Problems to solve.
A) Decide whether each statement below agrees with the essay on converting to Catholicism, answering yes or no and quoting the words of the essay that settle it: (i) the writer has been on the path of conversion for fourteen months; (ii) the discussion group the writer attends meets every week; (iii) the writer has found believing in sin easy.
B) Write the next part of the essay on converting to Catholicism, beginning after its final sentence.

Excerpt to read.
########################################

Cooking with Dante Alighieri
For the past fourteen months I have been on a path of conversion to Catholicism. In addition to going to mass, trying to memorize prayers, and worrying about my singing voice, I attend a staid biweekly discussion group moderated by a priest. We are slowly reading a book of contemporary Italian theology. My conversion was spurred by a specific—and specifically Catholic—experience of grace. I am confident about it, but less so about reconciling myself with the many dogmas of Catholic Church. I have struggled especially, as a previously secular person, with believing in sin. As a category, it has always seemed socially malignant, an excuse to burn witches. And in my personal life both gluttony and lust might be problems, especially because they don’t really seem like problems: sex and food are good things.

########################################

Supplied material.
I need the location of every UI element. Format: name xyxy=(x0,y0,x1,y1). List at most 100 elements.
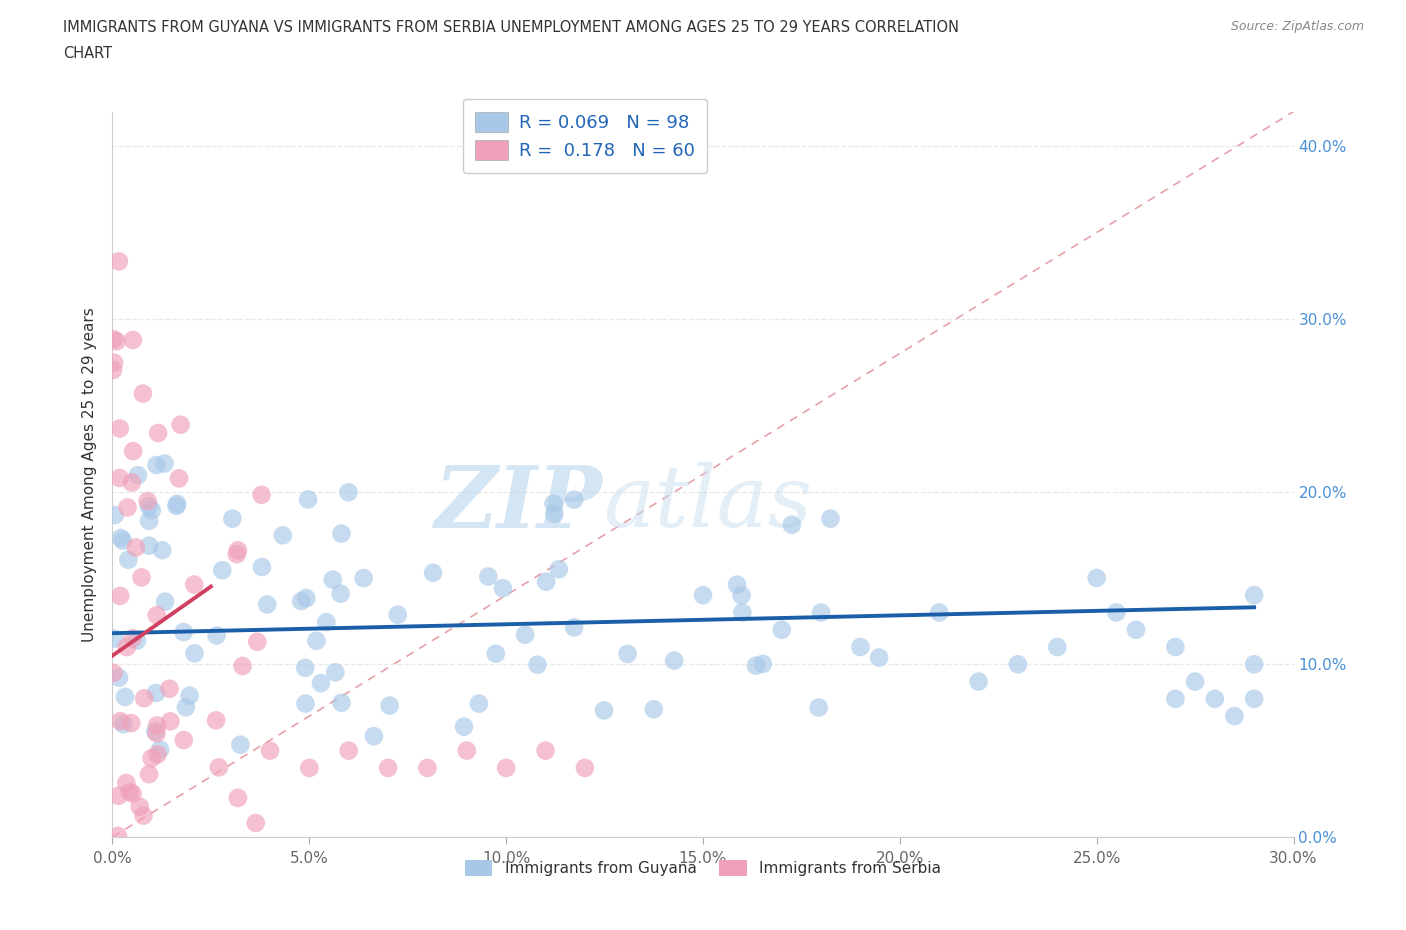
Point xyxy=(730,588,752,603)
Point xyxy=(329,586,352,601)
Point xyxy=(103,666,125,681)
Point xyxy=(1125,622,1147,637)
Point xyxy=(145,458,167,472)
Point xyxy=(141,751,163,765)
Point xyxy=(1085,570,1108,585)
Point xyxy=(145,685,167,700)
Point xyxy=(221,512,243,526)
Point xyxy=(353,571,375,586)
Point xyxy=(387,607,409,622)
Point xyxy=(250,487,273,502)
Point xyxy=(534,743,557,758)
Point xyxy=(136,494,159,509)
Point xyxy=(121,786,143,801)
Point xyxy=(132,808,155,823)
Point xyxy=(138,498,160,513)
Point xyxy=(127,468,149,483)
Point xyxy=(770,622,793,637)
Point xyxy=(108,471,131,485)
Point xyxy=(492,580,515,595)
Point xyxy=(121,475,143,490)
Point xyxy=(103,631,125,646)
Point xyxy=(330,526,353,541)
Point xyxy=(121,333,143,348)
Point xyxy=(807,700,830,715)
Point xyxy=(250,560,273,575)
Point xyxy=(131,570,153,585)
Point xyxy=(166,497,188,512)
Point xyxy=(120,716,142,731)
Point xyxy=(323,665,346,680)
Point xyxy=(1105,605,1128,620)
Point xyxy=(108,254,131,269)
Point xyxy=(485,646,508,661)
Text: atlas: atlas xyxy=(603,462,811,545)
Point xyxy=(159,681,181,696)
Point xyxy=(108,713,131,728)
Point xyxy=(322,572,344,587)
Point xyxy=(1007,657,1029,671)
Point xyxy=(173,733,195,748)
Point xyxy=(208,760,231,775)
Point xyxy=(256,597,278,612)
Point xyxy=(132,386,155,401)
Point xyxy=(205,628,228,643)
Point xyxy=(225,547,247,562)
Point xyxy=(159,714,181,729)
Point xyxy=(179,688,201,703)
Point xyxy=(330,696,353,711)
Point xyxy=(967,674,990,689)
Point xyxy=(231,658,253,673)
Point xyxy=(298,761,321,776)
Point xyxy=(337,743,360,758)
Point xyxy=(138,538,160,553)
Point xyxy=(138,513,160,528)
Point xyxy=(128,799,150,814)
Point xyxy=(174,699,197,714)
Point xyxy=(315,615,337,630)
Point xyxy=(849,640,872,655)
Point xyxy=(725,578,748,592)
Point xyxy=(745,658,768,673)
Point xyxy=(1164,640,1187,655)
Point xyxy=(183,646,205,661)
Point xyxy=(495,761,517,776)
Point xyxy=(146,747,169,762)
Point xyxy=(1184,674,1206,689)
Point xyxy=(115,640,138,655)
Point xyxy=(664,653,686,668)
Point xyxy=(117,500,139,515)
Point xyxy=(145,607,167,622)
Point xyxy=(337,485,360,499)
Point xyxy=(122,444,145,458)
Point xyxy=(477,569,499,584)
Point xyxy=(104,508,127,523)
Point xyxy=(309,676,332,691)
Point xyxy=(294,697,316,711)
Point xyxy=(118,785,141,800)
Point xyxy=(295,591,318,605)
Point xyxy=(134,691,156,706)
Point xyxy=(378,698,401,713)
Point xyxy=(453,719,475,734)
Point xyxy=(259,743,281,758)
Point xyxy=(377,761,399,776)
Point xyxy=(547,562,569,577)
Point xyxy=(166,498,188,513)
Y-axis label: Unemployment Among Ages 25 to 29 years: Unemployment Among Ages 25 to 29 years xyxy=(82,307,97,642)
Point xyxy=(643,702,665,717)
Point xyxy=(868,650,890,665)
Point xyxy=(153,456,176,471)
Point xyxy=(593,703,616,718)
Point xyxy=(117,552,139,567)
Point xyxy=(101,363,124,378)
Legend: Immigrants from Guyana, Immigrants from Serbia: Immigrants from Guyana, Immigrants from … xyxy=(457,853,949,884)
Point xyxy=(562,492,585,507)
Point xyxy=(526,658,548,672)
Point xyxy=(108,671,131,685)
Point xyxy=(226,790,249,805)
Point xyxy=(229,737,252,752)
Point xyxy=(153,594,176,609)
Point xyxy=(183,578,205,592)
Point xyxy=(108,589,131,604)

########################################

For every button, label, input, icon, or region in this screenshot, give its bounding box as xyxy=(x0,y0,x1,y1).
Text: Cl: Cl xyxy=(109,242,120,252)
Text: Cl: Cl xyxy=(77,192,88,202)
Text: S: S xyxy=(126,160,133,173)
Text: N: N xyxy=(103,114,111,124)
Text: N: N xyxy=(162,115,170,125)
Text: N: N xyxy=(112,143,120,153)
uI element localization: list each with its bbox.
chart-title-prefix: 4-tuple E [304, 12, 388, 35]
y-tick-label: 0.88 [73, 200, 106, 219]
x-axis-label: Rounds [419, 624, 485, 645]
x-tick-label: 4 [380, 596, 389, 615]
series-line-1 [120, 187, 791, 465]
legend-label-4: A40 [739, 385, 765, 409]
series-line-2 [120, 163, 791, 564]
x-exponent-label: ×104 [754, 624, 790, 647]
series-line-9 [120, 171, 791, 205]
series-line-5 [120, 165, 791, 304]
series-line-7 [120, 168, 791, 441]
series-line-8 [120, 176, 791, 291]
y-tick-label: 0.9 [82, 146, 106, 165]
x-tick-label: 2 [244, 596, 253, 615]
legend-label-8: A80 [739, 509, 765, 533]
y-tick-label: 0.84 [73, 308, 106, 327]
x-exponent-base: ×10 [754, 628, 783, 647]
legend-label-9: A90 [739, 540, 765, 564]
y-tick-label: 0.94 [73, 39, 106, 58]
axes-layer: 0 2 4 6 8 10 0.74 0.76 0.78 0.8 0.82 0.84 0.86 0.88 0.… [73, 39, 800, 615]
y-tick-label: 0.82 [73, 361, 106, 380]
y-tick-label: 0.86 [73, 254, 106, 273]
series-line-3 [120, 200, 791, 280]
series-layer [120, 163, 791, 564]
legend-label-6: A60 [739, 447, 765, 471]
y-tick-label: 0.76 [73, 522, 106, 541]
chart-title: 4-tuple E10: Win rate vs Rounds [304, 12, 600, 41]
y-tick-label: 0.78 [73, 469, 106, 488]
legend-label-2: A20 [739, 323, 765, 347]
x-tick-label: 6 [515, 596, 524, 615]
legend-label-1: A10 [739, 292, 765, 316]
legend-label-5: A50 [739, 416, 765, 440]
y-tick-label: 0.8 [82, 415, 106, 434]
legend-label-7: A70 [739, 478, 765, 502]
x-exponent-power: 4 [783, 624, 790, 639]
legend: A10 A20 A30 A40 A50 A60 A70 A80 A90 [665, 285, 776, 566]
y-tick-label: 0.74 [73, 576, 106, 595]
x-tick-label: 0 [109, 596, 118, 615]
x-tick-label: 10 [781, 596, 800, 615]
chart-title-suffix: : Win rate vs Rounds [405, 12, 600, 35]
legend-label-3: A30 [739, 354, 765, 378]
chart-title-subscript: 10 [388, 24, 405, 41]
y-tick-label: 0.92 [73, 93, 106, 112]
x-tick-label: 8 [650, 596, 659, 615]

########################################

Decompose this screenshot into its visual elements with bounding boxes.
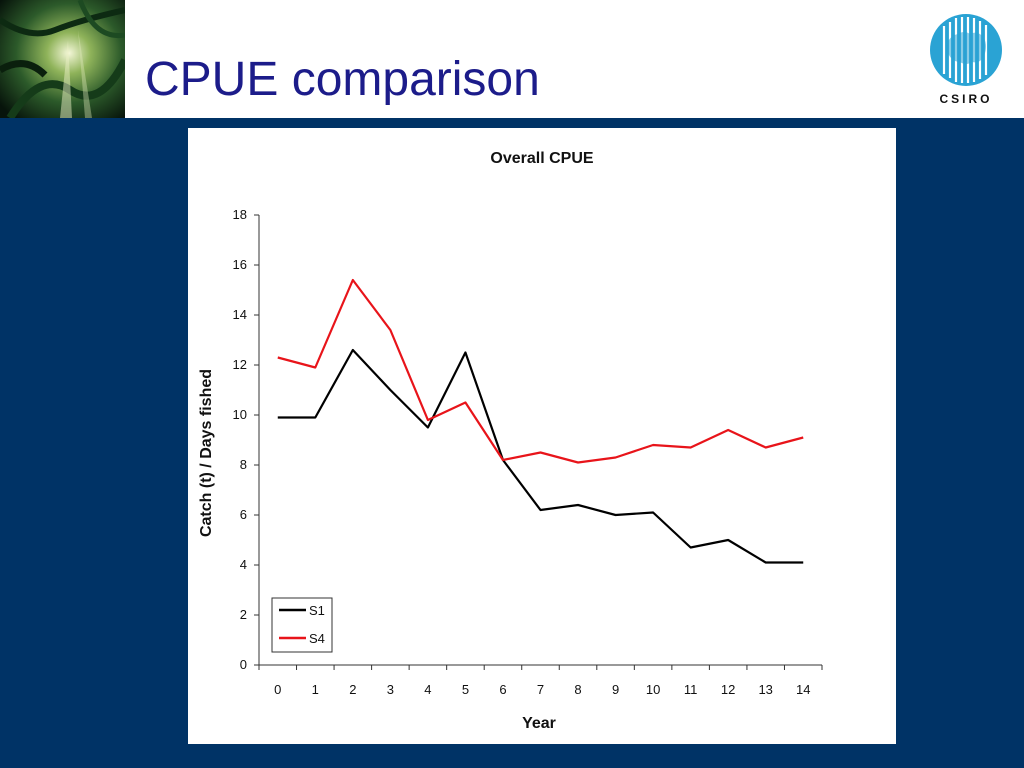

########################################

Responses in order.
A)
(i) Yes: "For the past fourteen months I have been on a path of conversion to Catholicism."
(ii) No: "I attend a staid biweekly discussion group moderated by a priest."
(iii) No: "I have struggled especially, as a previously secular person, with believing in sin."

B)
And so I was overjoyed to find an articulation of sin that makes sense to me in The Divine Comedy, by Dante Alighieri (1265-1321), a three-volume work wherein a pilgrim travels through nine circles of hell and then seven cornices of purgatory, before reaching paradise. The version I’m reading was translated and annotated by English mystery writer Dorothy Sayers, who was also a theologian, and I found her work on natural and moral law, laid out in the book The Mind of the Maker, helpful as background to understanding Dante. Natural laws, Sayers wrote, are “statements of observed facts inherent in the nature of the universe”—along the lines of “if you hold your finger in the fire it will be burnt.” The religious viewpoint says there is also a “universal moral law,” which is itself a natural law, “which consists of certain statements of fact about the nature of man.” By behaving in conformity with moral law, “man enjoys his true freedom”—a state available in this life, which we might call happiness, or a kind of soul-deep fulfillment. Behavior that does not conform with the moral law “tends to enslave mankind and produce the catastrophes called ‘judgements of God,’” Sayers says. Sin, then, is behavior that does not conform with moral law; behavior which is spiritually and soulfully bad for us and will hurt ourselves and others. Injunctions on sin do not exist to deny us pleasures but to save us from harm.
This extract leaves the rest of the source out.